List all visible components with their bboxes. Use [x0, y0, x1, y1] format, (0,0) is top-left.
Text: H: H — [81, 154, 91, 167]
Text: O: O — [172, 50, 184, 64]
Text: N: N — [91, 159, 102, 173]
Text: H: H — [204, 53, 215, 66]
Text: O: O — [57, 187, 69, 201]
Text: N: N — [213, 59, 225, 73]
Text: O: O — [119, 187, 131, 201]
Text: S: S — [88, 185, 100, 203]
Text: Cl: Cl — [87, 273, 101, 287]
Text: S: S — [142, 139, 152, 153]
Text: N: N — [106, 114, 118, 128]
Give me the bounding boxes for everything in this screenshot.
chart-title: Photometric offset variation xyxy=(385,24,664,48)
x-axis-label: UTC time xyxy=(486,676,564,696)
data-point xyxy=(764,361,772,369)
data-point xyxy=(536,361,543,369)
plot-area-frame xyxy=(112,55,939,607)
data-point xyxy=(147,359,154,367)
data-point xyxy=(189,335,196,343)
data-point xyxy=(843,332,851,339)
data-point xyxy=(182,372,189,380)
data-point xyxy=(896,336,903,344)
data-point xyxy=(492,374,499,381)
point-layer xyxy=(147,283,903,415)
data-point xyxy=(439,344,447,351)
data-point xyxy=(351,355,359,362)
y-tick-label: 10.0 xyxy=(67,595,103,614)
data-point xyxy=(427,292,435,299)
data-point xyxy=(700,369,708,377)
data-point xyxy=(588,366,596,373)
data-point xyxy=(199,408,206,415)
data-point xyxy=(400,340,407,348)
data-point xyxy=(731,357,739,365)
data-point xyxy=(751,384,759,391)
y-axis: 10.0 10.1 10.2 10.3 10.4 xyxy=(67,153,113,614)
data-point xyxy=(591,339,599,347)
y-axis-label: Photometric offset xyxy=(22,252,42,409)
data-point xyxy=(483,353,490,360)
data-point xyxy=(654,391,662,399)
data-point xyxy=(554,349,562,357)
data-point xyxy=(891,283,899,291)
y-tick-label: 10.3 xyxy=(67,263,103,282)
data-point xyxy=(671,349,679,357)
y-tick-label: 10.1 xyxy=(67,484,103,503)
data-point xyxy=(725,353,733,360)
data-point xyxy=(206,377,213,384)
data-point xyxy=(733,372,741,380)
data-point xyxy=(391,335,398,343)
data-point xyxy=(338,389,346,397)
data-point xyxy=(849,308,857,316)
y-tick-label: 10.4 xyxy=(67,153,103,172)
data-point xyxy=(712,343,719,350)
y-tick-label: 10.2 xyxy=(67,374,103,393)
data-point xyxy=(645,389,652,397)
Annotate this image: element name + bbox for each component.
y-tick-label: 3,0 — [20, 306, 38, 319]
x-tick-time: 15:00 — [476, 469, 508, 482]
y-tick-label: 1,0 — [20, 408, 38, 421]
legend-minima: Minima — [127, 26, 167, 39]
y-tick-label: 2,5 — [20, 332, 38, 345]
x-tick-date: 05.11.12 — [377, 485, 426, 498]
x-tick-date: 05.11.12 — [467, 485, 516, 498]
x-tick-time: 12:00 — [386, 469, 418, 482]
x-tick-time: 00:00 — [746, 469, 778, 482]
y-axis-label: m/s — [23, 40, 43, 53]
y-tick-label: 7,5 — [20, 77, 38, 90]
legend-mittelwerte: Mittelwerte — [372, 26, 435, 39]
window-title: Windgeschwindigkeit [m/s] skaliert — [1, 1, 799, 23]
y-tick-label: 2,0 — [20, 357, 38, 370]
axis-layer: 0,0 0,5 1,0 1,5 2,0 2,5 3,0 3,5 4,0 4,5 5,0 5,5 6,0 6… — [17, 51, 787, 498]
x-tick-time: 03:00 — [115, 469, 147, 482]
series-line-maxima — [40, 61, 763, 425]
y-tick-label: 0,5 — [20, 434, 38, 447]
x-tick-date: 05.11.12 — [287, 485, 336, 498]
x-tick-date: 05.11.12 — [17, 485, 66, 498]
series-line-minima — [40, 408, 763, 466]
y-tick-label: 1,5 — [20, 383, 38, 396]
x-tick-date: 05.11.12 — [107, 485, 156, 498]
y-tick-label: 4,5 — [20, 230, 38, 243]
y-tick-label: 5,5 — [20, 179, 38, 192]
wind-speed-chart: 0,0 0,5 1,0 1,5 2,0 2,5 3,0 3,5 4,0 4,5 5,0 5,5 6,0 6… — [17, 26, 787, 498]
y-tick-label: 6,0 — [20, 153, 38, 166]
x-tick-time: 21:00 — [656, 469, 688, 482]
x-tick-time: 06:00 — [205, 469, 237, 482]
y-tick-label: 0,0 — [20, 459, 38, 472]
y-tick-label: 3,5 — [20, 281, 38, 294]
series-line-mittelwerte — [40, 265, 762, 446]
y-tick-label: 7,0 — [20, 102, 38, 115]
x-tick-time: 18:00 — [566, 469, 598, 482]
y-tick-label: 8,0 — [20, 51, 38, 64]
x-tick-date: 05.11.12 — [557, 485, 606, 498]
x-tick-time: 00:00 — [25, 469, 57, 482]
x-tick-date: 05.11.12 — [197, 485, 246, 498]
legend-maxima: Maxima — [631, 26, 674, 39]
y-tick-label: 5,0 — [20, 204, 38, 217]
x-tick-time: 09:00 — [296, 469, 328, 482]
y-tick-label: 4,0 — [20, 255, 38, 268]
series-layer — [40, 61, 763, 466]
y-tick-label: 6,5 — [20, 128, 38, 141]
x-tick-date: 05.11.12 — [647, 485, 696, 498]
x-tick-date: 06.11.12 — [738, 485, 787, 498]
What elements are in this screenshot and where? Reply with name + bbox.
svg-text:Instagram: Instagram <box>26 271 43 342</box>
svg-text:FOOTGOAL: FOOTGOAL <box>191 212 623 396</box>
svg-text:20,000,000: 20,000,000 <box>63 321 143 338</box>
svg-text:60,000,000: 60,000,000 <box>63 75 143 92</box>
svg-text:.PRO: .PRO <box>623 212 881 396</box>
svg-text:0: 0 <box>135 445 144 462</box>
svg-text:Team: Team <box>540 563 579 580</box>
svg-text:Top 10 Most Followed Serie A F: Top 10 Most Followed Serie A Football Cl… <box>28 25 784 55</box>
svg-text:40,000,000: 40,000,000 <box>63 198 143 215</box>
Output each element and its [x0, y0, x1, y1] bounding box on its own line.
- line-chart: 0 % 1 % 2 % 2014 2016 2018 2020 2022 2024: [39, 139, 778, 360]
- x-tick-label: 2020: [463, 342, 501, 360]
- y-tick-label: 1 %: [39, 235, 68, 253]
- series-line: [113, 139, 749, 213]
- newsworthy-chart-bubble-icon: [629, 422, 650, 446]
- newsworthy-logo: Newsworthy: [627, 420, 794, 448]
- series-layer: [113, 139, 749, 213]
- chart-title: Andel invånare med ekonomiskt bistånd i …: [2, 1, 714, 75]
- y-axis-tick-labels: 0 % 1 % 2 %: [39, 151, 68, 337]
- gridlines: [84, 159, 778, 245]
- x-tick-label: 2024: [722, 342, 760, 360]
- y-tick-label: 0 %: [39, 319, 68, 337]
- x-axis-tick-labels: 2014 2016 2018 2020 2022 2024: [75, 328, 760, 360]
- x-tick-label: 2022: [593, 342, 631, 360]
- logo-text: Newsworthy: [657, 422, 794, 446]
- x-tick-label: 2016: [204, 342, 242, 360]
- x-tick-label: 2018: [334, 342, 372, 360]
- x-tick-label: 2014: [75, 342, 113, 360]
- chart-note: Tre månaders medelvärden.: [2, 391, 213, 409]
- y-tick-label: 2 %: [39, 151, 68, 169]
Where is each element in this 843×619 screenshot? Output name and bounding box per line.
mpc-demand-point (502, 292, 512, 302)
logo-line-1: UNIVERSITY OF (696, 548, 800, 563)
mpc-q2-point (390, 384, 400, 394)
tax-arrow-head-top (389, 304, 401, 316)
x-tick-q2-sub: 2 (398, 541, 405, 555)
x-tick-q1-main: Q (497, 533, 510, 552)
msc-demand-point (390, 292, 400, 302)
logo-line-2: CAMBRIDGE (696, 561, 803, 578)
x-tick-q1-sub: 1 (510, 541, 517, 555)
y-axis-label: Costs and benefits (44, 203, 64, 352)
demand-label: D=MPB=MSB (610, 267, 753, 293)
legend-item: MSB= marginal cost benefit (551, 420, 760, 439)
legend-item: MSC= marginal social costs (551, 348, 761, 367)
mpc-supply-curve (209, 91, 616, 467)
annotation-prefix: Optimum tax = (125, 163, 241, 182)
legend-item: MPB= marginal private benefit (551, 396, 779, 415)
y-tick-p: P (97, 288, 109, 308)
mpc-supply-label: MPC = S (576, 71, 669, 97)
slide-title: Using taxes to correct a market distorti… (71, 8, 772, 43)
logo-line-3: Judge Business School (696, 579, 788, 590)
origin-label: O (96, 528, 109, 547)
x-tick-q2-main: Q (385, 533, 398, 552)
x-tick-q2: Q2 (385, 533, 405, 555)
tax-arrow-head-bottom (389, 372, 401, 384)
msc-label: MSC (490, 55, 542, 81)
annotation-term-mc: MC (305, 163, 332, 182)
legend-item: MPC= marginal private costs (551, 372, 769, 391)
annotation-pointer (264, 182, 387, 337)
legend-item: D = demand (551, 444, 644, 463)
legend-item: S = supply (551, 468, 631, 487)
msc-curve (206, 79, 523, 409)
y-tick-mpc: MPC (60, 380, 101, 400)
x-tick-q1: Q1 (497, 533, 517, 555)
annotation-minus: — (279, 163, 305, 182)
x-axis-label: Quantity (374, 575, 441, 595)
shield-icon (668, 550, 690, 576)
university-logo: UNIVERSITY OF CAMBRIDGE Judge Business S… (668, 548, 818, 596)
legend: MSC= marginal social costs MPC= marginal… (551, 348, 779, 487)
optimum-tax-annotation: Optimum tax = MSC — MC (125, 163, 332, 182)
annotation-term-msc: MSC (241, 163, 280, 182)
——————
> Goal: Transcribe the items from their first line through the line containing "data-point xyxy=(492,374,499,381)", both included, and reproduce each line without alteration.

> Solution to this task:
List all visible components with their bboxes. Use [x0, y0, x1, y1] format, (0,0) is top-left.
Text: H: H — [81, 154, 91, 167]
Text: O: O — [172, 50, 184, 64]
Text: N: N — [91, 159, 102, 173]
Text: H: H — [204, 53, 215, 66]
Text: O: O — [57, 187, 69, 201]
Text: N: N — [213, 59, 225, 73]
Text: O: O — [119, 187, 131, 201]
Text: S: S — [88, 185, 100, 203]
Text: Cl: Cl — [87, 273, 101, 287]
Text: S: S — [142, 139, 152, 153]
Text: N: N — [106, 114, 118, 128]
Give me the bounding boxes for everything in this screenshot.
chart-title: Photometric offset variation xyxy=(385,24,664,48)
x-axis-label: UTC time xyxy=(486,676,564,696)
data-point xyxy=(764,361,772,369)
data-point xyxy=(536,361,543,369)
plot-area-frame xyxy=(112,55,939,607)
data-point xyxy=(147,359,154,367)
data-point xyxy=(189,335,196,343)
data-point xyxy=(843,332,851,339)
data-point xyxy=(182,372,189,380)
data-point xyxy=(896,336,903,344)
data-point xyxy=(492,374,499,381)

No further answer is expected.